* _Work request_: Retype the records below so that each one matches exactly.

(Entries from a page text collection)

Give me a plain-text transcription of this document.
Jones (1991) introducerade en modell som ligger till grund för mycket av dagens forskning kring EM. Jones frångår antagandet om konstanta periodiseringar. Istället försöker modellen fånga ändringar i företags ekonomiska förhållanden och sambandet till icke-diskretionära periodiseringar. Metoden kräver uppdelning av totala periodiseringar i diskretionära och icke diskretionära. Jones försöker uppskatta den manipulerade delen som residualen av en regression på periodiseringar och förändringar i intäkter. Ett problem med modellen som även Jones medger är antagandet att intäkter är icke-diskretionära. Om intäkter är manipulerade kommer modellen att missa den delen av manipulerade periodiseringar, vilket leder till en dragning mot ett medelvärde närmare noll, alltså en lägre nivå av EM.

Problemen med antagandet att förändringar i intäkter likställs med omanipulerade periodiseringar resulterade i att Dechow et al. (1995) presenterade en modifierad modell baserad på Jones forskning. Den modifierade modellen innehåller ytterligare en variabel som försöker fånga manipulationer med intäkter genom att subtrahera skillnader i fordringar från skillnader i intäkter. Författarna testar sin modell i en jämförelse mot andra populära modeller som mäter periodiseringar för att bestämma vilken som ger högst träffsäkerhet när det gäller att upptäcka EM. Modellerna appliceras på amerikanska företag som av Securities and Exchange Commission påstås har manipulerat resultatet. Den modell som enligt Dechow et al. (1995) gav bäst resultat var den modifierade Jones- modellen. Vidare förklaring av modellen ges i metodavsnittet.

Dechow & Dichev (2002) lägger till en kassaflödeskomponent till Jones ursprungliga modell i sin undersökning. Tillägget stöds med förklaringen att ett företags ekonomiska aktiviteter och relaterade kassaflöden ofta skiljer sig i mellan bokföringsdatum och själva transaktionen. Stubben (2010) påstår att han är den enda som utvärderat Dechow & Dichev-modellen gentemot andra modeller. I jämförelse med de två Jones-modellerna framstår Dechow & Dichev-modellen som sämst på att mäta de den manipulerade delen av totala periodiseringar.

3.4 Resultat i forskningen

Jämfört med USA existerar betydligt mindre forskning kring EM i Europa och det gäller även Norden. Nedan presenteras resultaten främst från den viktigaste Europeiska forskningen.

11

* _Expected answer_:
Give me a plain-text transcription of this document.
Jones (1991) introducerade en modell som ligger till grund för mycket av dagens forskning kring EM. Jones frångår antagandet om konstanta periodiseringar. Istället försöker modellen fånga ändringar i företags ekonomiska förhållanden och sambandet till icke-diskretionära periodiseringar. Metoden kräver uppdelning av totala periodiseringar i diskretionära och icke diskretionära. Jones försöker uppskatta den manipulerade delen som residualen av en regression på periodiseringar och förändringar i intäkter. Ett problem med modellen som även Jones medger är antagandet att intäkter är icke-diskretionära. Om intäkter är manipulerade kommer modellen att missa den delen av manipulerade periodiseringar, vilket leder till en dragning mot ett medelvärde närmare noll, alltså en lägre nivå av EM.

Problemen med antagandet att förändringar i intäkter likställs med omanipulerade periodiseringar resulterade i att Dechow et al. (1995) presenterade en modifierad modell baserad på Jones forskning. Den modifierade modellen innehåller ytterligare en variabel som försöker fånga manipulationer med intäkter genom att subtrahera skillnader i fordringar från skillnader i intäkter. Författarna testar sin modell i en jämförelse mot andra populära modeller som mäter periodiseringar för att bestämma vilken som ger högst träffsäkerhet när det gäller att upptäcka EM. Modellerna appliceras på amerikanska företag som av Securities and Exchange Commission påstås har manipulerat resultatet. Den modell som enligt Dechow et al. (1995) gav bäst resultat var den modifierade Jones- modellen. Vidare förklaring av modellen ges i metodavsnittet.

Dechow & Dichev (2002) lägger till en kassaflödeskomponent till Jones ursprungliga modell i sin undersökning. Tillägget stöds med förklaringen att ett företags ekonomiska aktiviteter och relaterade kassaflöden ofta skiljer sig i mellan bokföringsdatum och själva transaktionen. Stubben (2010) påstår att han är den enda som utvärderat Dechow & Dichev-modellen gentemot andra modeller. I jämförelse med de två Jones-modellerna framstår Dechow & Dichev-modellen som sämst på att mäta de den manipulerade delen av totala periodiseringar.

3.4 Resultat i forskningen

Jämfört med USA existerar betydligt mindre forskning kring EM i Europa och det gäller även Norden. Nedan presenteras resultaten främst från den viktigaste Europeiska forskningen.

11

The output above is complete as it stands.